**To be done**
Extract every line of the material that holds the string "triangle".

**Data shown**
+ + +

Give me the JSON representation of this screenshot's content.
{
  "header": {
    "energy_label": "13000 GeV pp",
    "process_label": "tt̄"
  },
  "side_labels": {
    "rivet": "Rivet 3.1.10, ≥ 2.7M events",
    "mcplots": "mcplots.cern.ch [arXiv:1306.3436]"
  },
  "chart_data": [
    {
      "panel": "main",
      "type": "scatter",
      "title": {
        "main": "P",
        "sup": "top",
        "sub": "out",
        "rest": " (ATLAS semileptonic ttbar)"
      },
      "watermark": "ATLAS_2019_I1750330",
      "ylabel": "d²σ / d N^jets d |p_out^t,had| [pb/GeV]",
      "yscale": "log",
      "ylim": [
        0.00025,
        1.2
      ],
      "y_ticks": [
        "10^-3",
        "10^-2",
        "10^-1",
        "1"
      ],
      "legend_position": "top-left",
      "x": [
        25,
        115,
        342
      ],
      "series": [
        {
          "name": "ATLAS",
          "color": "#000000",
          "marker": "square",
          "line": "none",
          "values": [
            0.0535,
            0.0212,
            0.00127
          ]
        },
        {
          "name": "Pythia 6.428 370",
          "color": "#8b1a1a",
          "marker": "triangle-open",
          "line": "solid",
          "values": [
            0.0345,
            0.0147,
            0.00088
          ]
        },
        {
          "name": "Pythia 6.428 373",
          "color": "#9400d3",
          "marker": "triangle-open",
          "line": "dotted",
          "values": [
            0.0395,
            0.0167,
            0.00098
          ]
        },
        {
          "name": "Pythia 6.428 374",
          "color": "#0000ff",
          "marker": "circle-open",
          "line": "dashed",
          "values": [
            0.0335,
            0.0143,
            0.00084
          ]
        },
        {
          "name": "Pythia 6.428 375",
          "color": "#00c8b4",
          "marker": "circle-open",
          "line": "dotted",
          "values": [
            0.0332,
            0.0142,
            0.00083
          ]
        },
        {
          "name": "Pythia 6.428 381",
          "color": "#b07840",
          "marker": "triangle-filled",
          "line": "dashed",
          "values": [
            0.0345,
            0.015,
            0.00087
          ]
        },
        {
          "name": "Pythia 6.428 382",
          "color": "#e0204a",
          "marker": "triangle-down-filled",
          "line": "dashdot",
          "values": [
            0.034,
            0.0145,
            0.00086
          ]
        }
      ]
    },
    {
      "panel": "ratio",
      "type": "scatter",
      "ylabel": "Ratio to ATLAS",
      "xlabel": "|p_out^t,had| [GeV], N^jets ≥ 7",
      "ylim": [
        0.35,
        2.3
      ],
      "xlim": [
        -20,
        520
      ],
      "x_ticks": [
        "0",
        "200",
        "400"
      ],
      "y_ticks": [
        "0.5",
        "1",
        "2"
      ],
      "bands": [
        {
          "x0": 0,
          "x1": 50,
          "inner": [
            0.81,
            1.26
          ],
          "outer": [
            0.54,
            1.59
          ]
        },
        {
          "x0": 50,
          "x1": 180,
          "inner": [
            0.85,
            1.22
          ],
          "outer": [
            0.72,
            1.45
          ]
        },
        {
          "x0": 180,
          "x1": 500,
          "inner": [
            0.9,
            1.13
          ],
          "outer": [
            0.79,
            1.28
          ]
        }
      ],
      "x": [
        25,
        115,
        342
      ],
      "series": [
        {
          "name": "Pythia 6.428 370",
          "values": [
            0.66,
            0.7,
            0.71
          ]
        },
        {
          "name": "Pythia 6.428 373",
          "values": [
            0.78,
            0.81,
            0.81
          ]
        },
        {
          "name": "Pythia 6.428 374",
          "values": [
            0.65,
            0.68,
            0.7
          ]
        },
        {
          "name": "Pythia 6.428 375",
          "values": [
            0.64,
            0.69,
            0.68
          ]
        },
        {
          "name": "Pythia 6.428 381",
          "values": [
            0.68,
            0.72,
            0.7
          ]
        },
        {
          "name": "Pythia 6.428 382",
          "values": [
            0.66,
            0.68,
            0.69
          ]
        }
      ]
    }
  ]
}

+ + +

**Task result**
          "marker": "triangle-open",
          "marker": "triangle-open",
          "marker": "triangle-filled",
          "marker": "triangle-down-filled",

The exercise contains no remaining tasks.